START Input material

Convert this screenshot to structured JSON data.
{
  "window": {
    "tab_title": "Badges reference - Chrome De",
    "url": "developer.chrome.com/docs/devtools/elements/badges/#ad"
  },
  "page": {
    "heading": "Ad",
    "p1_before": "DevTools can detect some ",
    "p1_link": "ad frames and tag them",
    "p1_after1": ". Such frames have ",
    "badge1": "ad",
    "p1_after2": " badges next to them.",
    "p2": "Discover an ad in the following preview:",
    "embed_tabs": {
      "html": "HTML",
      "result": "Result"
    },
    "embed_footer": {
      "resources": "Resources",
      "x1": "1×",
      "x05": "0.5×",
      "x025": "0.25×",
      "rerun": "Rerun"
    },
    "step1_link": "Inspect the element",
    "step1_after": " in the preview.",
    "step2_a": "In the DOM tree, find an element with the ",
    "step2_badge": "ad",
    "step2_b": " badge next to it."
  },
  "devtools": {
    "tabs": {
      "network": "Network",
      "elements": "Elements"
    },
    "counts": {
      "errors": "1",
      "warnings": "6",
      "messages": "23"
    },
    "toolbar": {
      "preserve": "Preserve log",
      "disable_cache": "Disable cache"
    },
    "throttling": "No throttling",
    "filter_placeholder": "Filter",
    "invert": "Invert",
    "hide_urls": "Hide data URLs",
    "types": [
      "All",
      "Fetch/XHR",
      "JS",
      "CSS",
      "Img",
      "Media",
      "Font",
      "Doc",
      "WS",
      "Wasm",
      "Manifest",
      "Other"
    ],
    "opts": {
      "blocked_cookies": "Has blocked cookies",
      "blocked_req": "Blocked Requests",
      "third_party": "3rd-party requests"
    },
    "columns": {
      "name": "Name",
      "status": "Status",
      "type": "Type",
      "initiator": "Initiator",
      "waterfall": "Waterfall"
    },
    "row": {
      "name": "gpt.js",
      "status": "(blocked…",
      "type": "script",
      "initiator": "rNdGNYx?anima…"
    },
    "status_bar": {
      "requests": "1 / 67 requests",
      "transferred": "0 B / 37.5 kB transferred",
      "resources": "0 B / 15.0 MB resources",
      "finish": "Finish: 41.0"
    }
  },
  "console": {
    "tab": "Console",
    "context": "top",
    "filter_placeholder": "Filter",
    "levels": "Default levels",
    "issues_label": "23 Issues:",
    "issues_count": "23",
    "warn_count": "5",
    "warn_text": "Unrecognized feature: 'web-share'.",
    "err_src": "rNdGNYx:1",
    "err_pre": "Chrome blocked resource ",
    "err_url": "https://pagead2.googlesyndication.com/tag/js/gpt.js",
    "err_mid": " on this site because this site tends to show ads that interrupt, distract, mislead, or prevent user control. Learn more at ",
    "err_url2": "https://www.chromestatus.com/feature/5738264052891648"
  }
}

END Input material

- Aim:
Would you copy out each line exactly as written?

- Answer:
Convert this screenshot to structured JSON data.
{
  "window": {
    "tab_title": "Badges reference - Chrome De",
    "url": "developer.chrome.com/docs/devtools/elements/badges/#ad"
  },
  "page": {
    "heading": "Ad",
    "p1_before": "DevTools can detect some ",
    "p1_link": "ad frames and tag them",
    "p1_after1": ". Such frames have ",
    "badge1": "ad",
    "p1_after2": " badges next to them.",
    "p2": "Discover an ad in the following preview:",
    "embed_tabs": {
      "html": "HTML",
      "result": "Result"
    },
    "embed_footer": {
      "resources": "Resources",
      "x1": "1×",
      "x05": "0.5×",
      "x025": "0.25×",
      "rerun": "Rerun"
    },
    "step1_link": "Inspect the element",
    "step1_after": " in the preview.",
    "step2_a": "In the DOM tree, find an element with the ",
    "step2_badge": "ad",
    "step2_b": " badge next to it."
  },
  "devtools": {
    "tabs": {
      "network": "Network",
      "elements": "Elements"
    },
    "counts": {
      "errors": "1",
      "warnings": "6",
      "messages": "23"
    },
    "toolbar": {
      "preserve": "Preserve log",
      "disable_cache": "Disable cache"
    },
    "throttling": "No throttling",
    "filter_placeholder": "Filter",
    "invert": "Invert",
    "hide_urls": "Hide data URLs",
    "types": [
      "All",
      "Fetch/XHR",
      "JS",
      "CSS",
      "Img",
      "Media",
      "Font",
      "Doc",
      "WS",
      "Wasm",
      "Manifest",
      "Other"
    ],
    "opts": {
      "blocked_cookies": "Has blocked cookies",
      "blocked_req": "Blocked Requests",
      "third_party": "3rd-party requests"
    },
    "columns": {
      "name": "Name",
      "status": "Status",
      "type": "Type",
      "initiator": "Initiator",
      "waterfall": "Waterfall"
    },
    "row": {
      "name": "gpt.js",
      "status": "(blocked…",
      "type": "script",
      "initiator": "rNdGNYx?anima…"
    },
    "status_bar": {
      "requests": "1 / 67 requests",
      "transferred": "0 B / 37.5 kB transferred",
      "resources": "0 B / 15.0 MB resources",
      "finish": "Finish: 41.0"
    }
  },
  "console": {
    "tab": "Console",
    "context": "top",
    "filter_placeholder": "Filter",
    "levels": "Default levels",
    "issues_label": "23 Issues:",
    "issues_count": "23",
    "warn_count": "5",
    "warn_text": "Unrecognized feature: 'web-share'.",
    "err_src": "rNdGNYx:1",
    "err_pre": "Chrome blocked resource ",
    "err_url": "https://pagead2.googlesyndication.com/tag/js/gpt.js",
    "err_mid": " on this site because this site tends to show ads that interrupt, distract, mislead, or prevent user control. Learn more at ",
    "err_url2": "https://www.chromestatus.com/feature/5738264052891648"
  }
}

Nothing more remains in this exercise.